** Start of DATA EXTRACT **
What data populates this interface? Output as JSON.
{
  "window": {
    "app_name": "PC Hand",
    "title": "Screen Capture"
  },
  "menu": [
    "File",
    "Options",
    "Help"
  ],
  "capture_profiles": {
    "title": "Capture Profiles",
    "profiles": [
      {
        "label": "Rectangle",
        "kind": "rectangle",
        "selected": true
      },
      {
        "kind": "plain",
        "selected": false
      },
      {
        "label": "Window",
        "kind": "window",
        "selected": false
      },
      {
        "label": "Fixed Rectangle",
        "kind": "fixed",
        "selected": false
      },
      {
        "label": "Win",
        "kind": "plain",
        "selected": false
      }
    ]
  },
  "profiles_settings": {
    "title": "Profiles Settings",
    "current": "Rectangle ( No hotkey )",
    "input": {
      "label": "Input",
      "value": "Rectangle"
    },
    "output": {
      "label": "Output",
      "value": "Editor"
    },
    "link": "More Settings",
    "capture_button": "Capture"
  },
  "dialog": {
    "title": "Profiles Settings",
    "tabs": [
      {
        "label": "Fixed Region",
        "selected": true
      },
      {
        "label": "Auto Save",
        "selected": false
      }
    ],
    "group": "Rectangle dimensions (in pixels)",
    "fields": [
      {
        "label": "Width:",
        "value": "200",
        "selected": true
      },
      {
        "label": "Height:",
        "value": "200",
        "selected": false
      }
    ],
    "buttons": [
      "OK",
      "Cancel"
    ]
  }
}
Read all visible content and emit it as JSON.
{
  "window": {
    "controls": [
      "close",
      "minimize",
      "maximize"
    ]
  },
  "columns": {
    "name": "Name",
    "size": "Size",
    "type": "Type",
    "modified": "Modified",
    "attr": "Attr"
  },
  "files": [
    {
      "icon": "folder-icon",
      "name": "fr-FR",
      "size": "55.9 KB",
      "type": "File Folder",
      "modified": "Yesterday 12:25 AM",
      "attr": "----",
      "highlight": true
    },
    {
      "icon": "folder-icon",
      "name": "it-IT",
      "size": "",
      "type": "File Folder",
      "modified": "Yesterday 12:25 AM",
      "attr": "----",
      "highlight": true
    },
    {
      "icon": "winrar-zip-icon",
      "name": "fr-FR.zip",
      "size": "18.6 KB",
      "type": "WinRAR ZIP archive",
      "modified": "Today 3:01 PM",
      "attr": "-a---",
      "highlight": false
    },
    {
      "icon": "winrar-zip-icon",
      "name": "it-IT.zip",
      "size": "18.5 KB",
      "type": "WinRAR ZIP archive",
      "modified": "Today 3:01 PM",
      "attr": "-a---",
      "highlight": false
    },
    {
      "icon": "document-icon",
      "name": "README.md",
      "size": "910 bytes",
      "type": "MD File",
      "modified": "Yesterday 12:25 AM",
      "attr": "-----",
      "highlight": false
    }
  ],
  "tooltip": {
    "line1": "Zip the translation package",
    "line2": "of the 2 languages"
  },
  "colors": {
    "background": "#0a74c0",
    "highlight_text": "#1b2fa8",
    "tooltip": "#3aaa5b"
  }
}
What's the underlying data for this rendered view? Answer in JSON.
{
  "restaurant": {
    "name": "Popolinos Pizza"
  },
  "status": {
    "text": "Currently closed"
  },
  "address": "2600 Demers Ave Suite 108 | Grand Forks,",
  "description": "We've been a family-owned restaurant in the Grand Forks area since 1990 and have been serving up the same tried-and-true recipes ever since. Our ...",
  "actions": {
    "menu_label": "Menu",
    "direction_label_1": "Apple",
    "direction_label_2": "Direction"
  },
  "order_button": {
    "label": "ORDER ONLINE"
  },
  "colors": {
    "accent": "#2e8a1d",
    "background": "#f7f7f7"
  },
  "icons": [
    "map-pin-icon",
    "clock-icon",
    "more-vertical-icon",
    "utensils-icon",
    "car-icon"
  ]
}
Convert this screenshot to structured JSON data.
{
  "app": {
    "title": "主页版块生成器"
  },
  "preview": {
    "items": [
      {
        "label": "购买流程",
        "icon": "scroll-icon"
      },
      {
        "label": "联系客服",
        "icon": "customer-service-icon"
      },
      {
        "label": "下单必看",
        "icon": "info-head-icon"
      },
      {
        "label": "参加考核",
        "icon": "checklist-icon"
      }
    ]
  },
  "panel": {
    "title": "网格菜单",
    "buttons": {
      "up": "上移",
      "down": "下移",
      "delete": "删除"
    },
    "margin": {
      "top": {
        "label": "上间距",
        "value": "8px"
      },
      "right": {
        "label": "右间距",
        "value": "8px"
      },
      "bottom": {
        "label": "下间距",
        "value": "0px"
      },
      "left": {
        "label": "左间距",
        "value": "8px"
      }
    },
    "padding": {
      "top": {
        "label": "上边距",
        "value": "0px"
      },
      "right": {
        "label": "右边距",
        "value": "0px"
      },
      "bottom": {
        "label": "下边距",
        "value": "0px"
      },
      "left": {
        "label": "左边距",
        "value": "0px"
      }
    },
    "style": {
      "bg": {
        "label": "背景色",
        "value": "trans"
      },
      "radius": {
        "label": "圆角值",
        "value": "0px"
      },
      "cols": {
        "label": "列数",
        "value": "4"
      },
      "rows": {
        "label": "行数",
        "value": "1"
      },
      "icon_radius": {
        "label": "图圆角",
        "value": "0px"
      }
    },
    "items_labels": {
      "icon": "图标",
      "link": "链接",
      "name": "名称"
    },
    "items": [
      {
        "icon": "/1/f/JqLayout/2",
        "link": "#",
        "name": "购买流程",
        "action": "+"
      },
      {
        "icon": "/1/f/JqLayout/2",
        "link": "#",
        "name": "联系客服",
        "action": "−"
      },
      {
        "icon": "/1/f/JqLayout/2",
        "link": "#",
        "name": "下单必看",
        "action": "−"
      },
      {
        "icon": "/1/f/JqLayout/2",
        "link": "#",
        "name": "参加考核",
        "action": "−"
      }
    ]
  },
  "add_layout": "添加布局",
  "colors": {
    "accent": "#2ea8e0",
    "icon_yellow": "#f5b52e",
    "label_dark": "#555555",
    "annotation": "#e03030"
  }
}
** End of DATA EXTRACT **
▶ DESCRIPTION OF THE TASK: Write the data from above out again, exactly.

▶ CORRECT OUTPUT:
What data populates this interface? Output as JSON.
{
  "window": {
    "app_name": "PC Hand",
    "title": "Screen Capture"
  },
  "menu": [
    "File",
    "Options",
    "Help"
  ],
  "capture_profiles": {
    "title": "Capture Profiles",
    "profiles": [
      {
        "label": "Rectangle",
        "kind": "rectangle",
        "selected": true
      },
      {
        "kind": "plain",
        "selected": false
      },
      {
        "label": "Window",
        "kind": "window",
        "selected": false
      },
      {
        "label": "Fixed Rectangle",
        "kind": "fixed",
        "selected": false
      },
      {
        "label": "Win",
        "kind": "plain",
        "selected": false
      }
    ]
  },
  "profiles_settings": {
    "title": "Profiles Settings",
    "current": "Rectangle ( No hotkey )",
    "input": {
      "label": "Input",
      "value": "Rectangle"
    },
    "output": {
      "label": "Output",
      "value": "Editor"
    },
    "link": "More Settings",
    "capture_button": "Capture"
  },
  "dialog": {
    "title": "Profiles Settings",
    "tabs": [
      {
        "label": "Fixed Region",
        "selected": true
      },
      {
        "label": "Auto Save",
        "selected": false
      }
    ],
    "group": "Rectangle dimensions (in pixels)",
    "fields": [
      {
        "label": "Width:",
        "value": "200",
        "selected": true
      },
      {
        "label": "Height:",
        "value": "200",
        "selected": false
      }
    ],
    "buttons": [
      "OK",
      "Cancel"
    ]
  }
}
Read all visible content and emit it as JSON.
{
  "window": {
    "controls": [
      "close",
      "minimize",
      "maximize"
    ]
  },
  "columns": {
    "name": "Name",
    "size": "Size",
    "type": "Type",
    "modified": "Modified",
    "attr": "Attr"
  },
  "files": [
    {
      "icon": "folder-icon",
      "name": "fr-FR",
      "size": "55.9 KB",
      "type": "File Folder",
      "modified": "Yesterday 12:25 AM",
      "attr": "----",
      "highlight": true
    },
    {
      "icon": "folder-icon",
      "name": "it-IT",
      "size": "",
      "type": "File Folder",
      "modified": "Yesterday 12:25 AM",
      "attr": "----",
      "highlight": true
    },
    {
      "icon": "winrar-zip-icon",
      "name": "fr-FR.zip",
      "size": "18.6 KB",
      "type": "WinRAR ZIP archive",
      "modified": "Today 3:01 PM",
      "attr": "-a---",
      "highlight": false
    },
    {
      "icon": "winrar-zip-icon",
      "name": "it-IT.zip",
      "size": "18.5 KB",
      "type": "WinRAR ZIP archive",
      "modified": "Today 3:01 PM",
      "attr": "-a---",
      "highlight": false
    },
    {
      "icon": "document-icon",
      "name": "README.md",
      "size": "910 bytes",
      "type": "MD File",
      "modified": "Yesterday 12:25 AM",
      "attr": "-----",
      "highlight": false
    }
  ],
  "tooltip": {
    "line1": "Zip the translation package",
    "line2": "of the 2 languages"
  },
  "colors": {
    "background": "#0a74c0",
    "highlight_text": "#1b2fa8",
    "tooltip": "#3aaa5b"
  }
}
What's the underlying data for this rendered view? Answer in JSON.
{
  "restaurant": {
    "name": "Popolinos Pizza"
  },
  "status": {
    "text": "Currently closed"
  },
  "address": "2600 Demers Ave Suite 108 | Grand Forks,",
  "description": "We've been a family-owned restaurant in the Grand Forks area since 1990 and have been serving up the same tried-and-true recipes ever since. Our ...",
  "actions": {
    "menu_label": "Menu",
    "direction_label_1": "Apple",
    "direction_label_2": "Direction"
  },
  "order_button": {
    "label": "ORDER ONLINE"
  },
  "colors": {
    "accent": "#2e8a1d",
    "background": "#f7f7f7"
  },
  "icons": [
    "map-pin-icon",
    "clock-icon",
    "more-vertical-icon",
    "utensils-icon",
    "car-icon"
  ]
}
Convert this screenshot to structured JSON data.
{
  "app": {
    "title": "主页版块生成器"
  },
  "preview": {
    "items": [
      {
        "label": "购买流程",
        "icon": "scroll-icon"
      },
      {
        "label": "联系客服",
        "icon": "customer-service-icon"
      },
      {
        "label": "下单必看",
        "icon": "info-head-icon"
      },
      {
        "label": "参加考核",
        "icon": "checklist-icon"
      }
    ]
  },
  "panel": {
    "title": "网格菜单",
    "buttons": {
      "up": "上移",
      "down": "下移",
      "delete": "删除"
    },
    "margin": {
      "top": {
        "label": "上间距",
        "value": "8px"
      },
      "right": {
        "label": "右间距",
        "value": "8px"
      },
      "bottom": {
        "label": "下间距",
        "value": "0px"
      },
      "left": {
        "label": "左间距",
        "value": "8px"
      }
    },
    "padding": {
      "top": {
        "label": "上边距",
        "value": "0px"
      },
      "right": {
        "label": "右边距",
        "value": "0px"
      },
      "bottom": {
        "label": "下边距",
        "value": "0px"
      },
      "left": {
        "label": "左边距",
        "value": "0px"
      }
    },
    "style": {
      "bg": {
        "label": "背景色",
        "value": "trans"
      },
      "radius": {
        "label": "圆角值",
        "value": "0px"
      },
      "cols": {
        "label": "列数",
        "value": "4"
      },
      "rows": {
        "label": "行数",
        "value": "1"
      },
      "icon_radius": {
        "label": "图圆角",
        "value": "0px"
      }
    },
    "items_labels": {
      "icon": "图标",
      "link": "链接",
      "name": "名称"
    },
    "items": [
      {
        "icon": "/1/f/JqLayout/2",
        "link": "#",
        "name": "购买流程",
        "action": "+"
      },
      {
        "icon": "/1/f/JqLayout/2",
        "link": "#",
        "name": "联系客服",
        "action": "−"
      },
      {
        "icon": "/1/f/JqLayout/2",
        "link": "#",
        "name": "下单必看",
        "action": "−"
      },
      {
        "icon": "/1/f/JqLayout/2",
        "link": "#",
        "name": "参加考核",
        "action": "−"
      }
    ]
  },
  "add_layout": "添加布局",
  "colors": {
    "accent": "#2ea8e0",
    "icon_yellow": "#f5b52e",
    "label_dark": "#555555",
    "annotation": "#e03030"
  }
}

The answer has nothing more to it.